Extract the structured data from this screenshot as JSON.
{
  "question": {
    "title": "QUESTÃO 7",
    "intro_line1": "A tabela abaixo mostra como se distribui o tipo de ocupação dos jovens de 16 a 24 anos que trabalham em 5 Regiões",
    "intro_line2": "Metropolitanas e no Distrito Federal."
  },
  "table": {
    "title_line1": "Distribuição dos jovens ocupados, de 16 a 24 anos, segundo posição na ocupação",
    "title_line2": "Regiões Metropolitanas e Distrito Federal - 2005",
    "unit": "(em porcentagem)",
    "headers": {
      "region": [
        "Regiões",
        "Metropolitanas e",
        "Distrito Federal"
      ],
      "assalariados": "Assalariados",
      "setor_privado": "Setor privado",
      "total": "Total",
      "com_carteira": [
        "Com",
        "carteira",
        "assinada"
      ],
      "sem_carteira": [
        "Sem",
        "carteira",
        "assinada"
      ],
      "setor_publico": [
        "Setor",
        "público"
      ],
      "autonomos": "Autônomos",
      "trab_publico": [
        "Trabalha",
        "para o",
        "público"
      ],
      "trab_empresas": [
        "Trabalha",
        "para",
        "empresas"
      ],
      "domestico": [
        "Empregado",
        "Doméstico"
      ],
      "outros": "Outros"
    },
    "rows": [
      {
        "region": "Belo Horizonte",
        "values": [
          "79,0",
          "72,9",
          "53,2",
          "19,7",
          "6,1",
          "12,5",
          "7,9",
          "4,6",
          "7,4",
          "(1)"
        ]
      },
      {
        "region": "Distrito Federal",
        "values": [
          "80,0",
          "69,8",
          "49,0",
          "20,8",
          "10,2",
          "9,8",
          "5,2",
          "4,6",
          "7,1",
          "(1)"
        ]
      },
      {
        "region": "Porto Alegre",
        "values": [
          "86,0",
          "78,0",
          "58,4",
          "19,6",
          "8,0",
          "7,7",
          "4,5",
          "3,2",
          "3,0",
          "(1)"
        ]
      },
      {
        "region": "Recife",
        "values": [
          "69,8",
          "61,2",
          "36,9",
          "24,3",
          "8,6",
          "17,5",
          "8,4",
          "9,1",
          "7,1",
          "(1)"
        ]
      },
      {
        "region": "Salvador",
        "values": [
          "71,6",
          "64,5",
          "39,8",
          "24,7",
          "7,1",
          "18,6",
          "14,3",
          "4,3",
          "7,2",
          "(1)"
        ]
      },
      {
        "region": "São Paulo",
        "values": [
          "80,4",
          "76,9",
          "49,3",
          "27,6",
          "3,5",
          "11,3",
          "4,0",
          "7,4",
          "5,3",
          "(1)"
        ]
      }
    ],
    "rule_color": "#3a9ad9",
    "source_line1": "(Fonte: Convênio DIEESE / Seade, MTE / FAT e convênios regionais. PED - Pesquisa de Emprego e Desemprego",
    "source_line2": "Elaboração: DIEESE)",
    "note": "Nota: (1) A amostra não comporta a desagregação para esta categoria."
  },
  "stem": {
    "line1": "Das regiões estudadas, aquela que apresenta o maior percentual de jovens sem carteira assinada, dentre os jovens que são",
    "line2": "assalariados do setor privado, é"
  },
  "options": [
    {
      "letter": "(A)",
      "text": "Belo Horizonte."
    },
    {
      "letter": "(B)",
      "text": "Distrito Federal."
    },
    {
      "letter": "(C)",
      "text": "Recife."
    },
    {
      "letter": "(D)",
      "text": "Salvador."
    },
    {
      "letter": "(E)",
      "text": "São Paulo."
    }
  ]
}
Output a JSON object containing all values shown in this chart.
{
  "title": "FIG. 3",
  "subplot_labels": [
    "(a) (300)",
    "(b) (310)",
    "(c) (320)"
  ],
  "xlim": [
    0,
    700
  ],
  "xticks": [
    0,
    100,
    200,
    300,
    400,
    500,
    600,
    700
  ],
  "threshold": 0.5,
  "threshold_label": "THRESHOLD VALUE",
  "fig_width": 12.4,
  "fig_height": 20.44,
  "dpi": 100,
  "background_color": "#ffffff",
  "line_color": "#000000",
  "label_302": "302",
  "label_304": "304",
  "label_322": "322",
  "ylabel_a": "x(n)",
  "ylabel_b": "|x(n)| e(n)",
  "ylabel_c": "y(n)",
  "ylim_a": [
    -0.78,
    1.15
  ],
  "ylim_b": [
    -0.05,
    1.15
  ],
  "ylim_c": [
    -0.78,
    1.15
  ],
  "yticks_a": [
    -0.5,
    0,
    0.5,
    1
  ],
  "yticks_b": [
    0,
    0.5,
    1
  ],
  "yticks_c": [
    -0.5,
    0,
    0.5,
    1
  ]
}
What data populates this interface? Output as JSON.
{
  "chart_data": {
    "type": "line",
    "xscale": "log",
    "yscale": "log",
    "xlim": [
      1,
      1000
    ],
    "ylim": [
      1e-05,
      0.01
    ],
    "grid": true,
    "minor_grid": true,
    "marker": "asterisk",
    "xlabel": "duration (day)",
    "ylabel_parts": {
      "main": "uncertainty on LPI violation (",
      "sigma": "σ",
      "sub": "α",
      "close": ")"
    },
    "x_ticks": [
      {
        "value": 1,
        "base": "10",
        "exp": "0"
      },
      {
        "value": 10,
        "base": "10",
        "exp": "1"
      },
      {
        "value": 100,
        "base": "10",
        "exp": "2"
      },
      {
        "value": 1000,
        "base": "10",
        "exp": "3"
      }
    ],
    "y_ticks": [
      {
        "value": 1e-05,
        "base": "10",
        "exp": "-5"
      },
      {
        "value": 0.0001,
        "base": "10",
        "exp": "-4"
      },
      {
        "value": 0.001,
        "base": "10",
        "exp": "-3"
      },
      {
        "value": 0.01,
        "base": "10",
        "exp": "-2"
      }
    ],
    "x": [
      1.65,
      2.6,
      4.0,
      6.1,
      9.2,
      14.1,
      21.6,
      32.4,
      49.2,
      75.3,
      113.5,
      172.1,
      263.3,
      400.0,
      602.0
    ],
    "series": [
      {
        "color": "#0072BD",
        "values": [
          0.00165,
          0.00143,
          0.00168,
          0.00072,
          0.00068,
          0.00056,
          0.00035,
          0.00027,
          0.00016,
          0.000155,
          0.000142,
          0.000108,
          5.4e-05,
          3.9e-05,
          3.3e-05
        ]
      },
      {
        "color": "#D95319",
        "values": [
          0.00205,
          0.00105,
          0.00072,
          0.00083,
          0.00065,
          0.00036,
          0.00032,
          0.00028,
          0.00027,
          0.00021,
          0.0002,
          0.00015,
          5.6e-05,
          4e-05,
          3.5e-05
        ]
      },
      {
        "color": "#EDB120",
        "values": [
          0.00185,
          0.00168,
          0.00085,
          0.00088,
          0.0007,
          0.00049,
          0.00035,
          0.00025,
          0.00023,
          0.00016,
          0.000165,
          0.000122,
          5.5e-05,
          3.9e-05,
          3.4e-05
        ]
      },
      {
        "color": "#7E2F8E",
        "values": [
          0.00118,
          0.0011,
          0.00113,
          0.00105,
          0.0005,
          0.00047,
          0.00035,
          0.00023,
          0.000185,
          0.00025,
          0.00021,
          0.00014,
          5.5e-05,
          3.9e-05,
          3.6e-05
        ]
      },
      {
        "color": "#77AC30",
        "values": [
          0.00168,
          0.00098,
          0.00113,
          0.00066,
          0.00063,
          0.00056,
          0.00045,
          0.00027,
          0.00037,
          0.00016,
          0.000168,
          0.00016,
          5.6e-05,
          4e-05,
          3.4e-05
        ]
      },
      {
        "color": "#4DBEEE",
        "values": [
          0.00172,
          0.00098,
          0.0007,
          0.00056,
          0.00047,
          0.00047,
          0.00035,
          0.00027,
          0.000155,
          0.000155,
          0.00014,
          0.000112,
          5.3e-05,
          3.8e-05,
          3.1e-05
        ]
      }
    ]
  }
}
________________________________________
Exercise goal » Give every line of the material again, exactly as it reads.

Full output »
Extract the structured data from this screenshot as JSON.
{
  "question": {
    "title": "QUESTÃO 7",
    "intro_line1": "A tabela abaixo mostra como se distribui o tipo de ocupação dos jovens de 16 a 24 anos que trabalham em 5 Regiões",
    "intro_line2": "Metropolitanas e no Distrito Federal."
  },
  "table": {
    "title_line1": "Distribuição dos jovens ocupados, de 16 a 24 anos, segundo posição na ocupação",
    "title_line2": "Regiões Metropolitanas e Distrito Federal - 2005",
    "unit": "(em porcentagem)",
    "headers": {
      "region": [
        "Regiões",
        "Metropolitanas e",
        "Distrito Federal"
      ],
      "assalariados": "Assalariados",
      "setor_privado": "Setor privado",
      "total": "Total",
      "com_carteira": [
        "Com",
        "carteira",
        "assinada"
      ],
      "sem_carteira": [
        "Sem",
        "carteira",
        "assinada"
      ],
      "setor_publico": [
        "Setor",
        "público"
      ],
      "autonomos": "Autônomos",
      "trab_publico": [
        "Trabalha",
        "para o",
        "público"
      ],
      "trab_empresas": [
        "Trabalha",
        "para",
        "empresas"
      ],
      "domestico": [
        "Empregado",
        "Doméstico"
      ],
      "outros": "Outros"
    },
    "rows": [
      {
        "region": "Belo Horizonte",
        "values": [
          "79,0",
          "72,9",
          "53,2",
          "19,7",
          "6,1",
          "12,5",
          "7,9",
          "4,6",
          "7,4",
          "(1)"
        ]
      },
      {
        "region": "Distrito Federal",
        "values": [
          "80,0",
          "69,8",
          "49,0",
          "20,8",
          "10,2",
          "9,8",
          "5,2",
          "4,6",
          "7,1",
          "(1)"
        ]
      },
      {
        "region": "Porto Alegre",
        "values": [
          "86,0",
          "78,0",
          "58,4",
          "19,6",
          "8,0",
          "7,7",
          "4,5",
          "3,2",
          "3,0",
          "(1)"
        ]
      },
      {
        "region": "Recife",
        "values": [
          "69,8",
          "61,2",
          "36,9",
          "24,3",
          "8,6",
          "17,5",
          "8,4",
          "9,1",
          "7,1",
          "(1)"
        ]
      },
      {
        "region": "Salvador",
        "values": [
          "71,6",
          "64,5",
          "39,8",
          "24,7",
          "7,1",
          "18,6",
          "14,3",
          "4,3",
          "7,2",
          "(1)"
        ]
      },
      {
        "region": "São Paulo",
        "values": [
          "80,4",
          "76,9",
          "49,3",
          "27,6",
          "3,5",
          "11,3",
          "4,0",
          "7,4",
          "5,3",
          "(1)"
        ]
      }
    ],
    "rule_color": "#3a9ad9",
    "source_line1": "(Fonte: Convênio DIEESE / Seade, MTE / FAT e convênios regionais. PED - Pesquisa de Emprego e Desemprego",
    "source_line2": "Elaboração: DIEESE)",
    "note": "Nota: (1) A amostra não comporta a desagregação para esta categoria."
  },
  "stem": {
    "line1": "Das regiões estudadas, aquela que apresenta o maior percentual de jovens sem carteira assinada, dentre os jovens que são",
    "line2": "assalariados do setor privado, é"
  },
  "options": [
    {
      "letter": "(A)",
      "text": "Belo Horizonte."
    },
    {
      "letter": "(B)",
      "text": "Distrito Federal."
    },
    {
      "letter": "(C)",
      "text": "Recife."
    },
    {
      "letter": "(D)",
      "text": "Salvador."
    },
    {
      "letter": "(E)",
      "text": "São Paulo."
    }
  ]
}
Output a JSON object containing all values shown in this chart.
{
  "title": "FIG. 3",
  "subplot_labels": [
    "(a) (300)",
    "(b) (310)",
    "(c) (320)"
  ],
  "xlim": [
    0,
    700
  ],
  "xticks": [
    0,
    100,
    200,
    300,
    400,
    500,
    600,
    700
  ],
  "threshold": 0.5,
  "threshold_label": "THRESHOLD VALUE",
  "fig_width": 12.4,
  "fig_height": 20.44,
  "dpi": 100,
  "background_color": "#ffffff",
  "line_color": "#000000",
  "label_302": "302",
  "label_304": "304",
  "label_322": "322",
  "ylabel_a": "x(n)",
  "ylabel_b": "|x(n)| e(n)",
  "ylabel_c": "y(n)",
  "ylim_a": [
    -0.78,
    1.15
  ],
  "ylim_b": [
    -0.05,
    1.15
  ],
  "ylim_c": [
    -0.78,
    1.15
  ],
  "yticks_a": [
    -0.5,
    0,
    0.5,
    1
  ],
  "yticks_b": [
    0,
    0.5,
    1
  ],
  "yticks_c": [
    -0.5,
    0,
    0.5,
    1
  ]
}
What data populates this interface? Output as JSON.
{
  "chart_data": {
    "type": "line",
    "xscale": "log",
    "yscale": "log",
    "xlim": [
      1,
      1000
    ],
    "ylim": [
      1e-05,
      0.01
    ],
    "grid": true,
    "minor_grid": true,
    "marker": "asterisk",
    "xlabel": "duration (day)",
    "ylabel_parts": {
      "main": "uncertainty on LPI violation (",
      "sigma": "σ",
      "sub": "α",
      "close": ")"
    },
    "x_ticks": [
      {
        "value": 1,
        "base": "10",
        "exp": "0"
      },
      {
        "value": 10,
        "base": "10",
        "exp": "1"
      },
      {
        "value": 100,
        "base": "10",
        "exp": "2"
      },
      {
        "value": 1000,
        "base": "10",
        "exp": "3"
      }
    ],
    "y_ticks": [
      {
        "value": 1e-05,
        "base": "10",
        "exp": "-5"
      },
      {
        "value": 0.0001,
        "base": "10",
        "exp": "-4"
      },
      {
        "value": 0.001,
        "base": "10",
        "exp": "-3"
      },
      {
        "value": 0.01,
        "base": "10",
        "exp": "-2"
      }
    ],
    "x": [
      1.65,
      2.6,
      4.0,
      6.1,
      9.2,
      14.1,
      21.6,
      32.4,
      49.2,
      75.3,
      113.5,
      172.1,
      263.3,
      400.0,
      602.0
    ],
    "series": [
      {
        "color": "#0072BD",
        "values": [
          0.00165,
          0.00143,
          0.00168,
          0.00072,
          0.00068,
          0.00056,
          0.00035,
          0.00027,
          0.00016,
          0.000155,
          0.000142,
          0.000108,
          5.4e-05,
          3.9e-05,
          3.3e-05
        ]
      },
      {
        "color": "#D95319",
        "values": [
          0.00205,
          0.00105,
          0.00072,
          0.00083,
          0.00065,
          0.00036,
          0.00032,
          0.00028,
          0.00027,
          0.00021,
          0.0002,
          0.00015,
          5.6e-05,
          4e-05,
          3.5e-05
        ]
      },
      {
        "color": "#EDB120",
        "values": [
          0.00185,
          0.00168,
          0.00085,
          0.00088,
          0.0007,
          0.00049,
          0.00035,
          0.00025,
          0.00023,
          0.00016,
          0.000165,
          0.000122,
          5.5e-05,
          3.9e-05,
          3.4e-05
        ]
      },
      {
        "color": "#7E2F8E",
        "values": [
          0.00118,
          0.0011,
          0.00113,
          0.00105,
          0.0005,
          0.00047,
          0.00035,
          0.00023,
          0.000185,
          0.00025,
          0.00021,
          0.00014,
          5.5e-05,
          3.9e-05,
          3.6e-05
        ]
      },
      {
        "color": "#77AC30",
        "values": [
          0.00168,
          0.00098,
          0.00113,
          0.00066,
          0.00063,
          0.00056,
          0.00045,
          0.00027,
          0.00037,
          0.00016,
          0.000168,
          0.00016,
          5.6e-05,
          4e-05,
          3.4e-05
        ]
      },
      {
        "color": "#4DBEEE",
        "values": [
          0.00172,
          0.00098,
          0.0007,
          0.00056,
          0.00047,
          0.00047,
          0.00035,
          0.00027,
          0.000155,
          0.000155,
          0.00014,
          0.000112,
          5.3e-05,
          3.8e-05,
          3.1e-05
        ]
      }
    ]
  }
}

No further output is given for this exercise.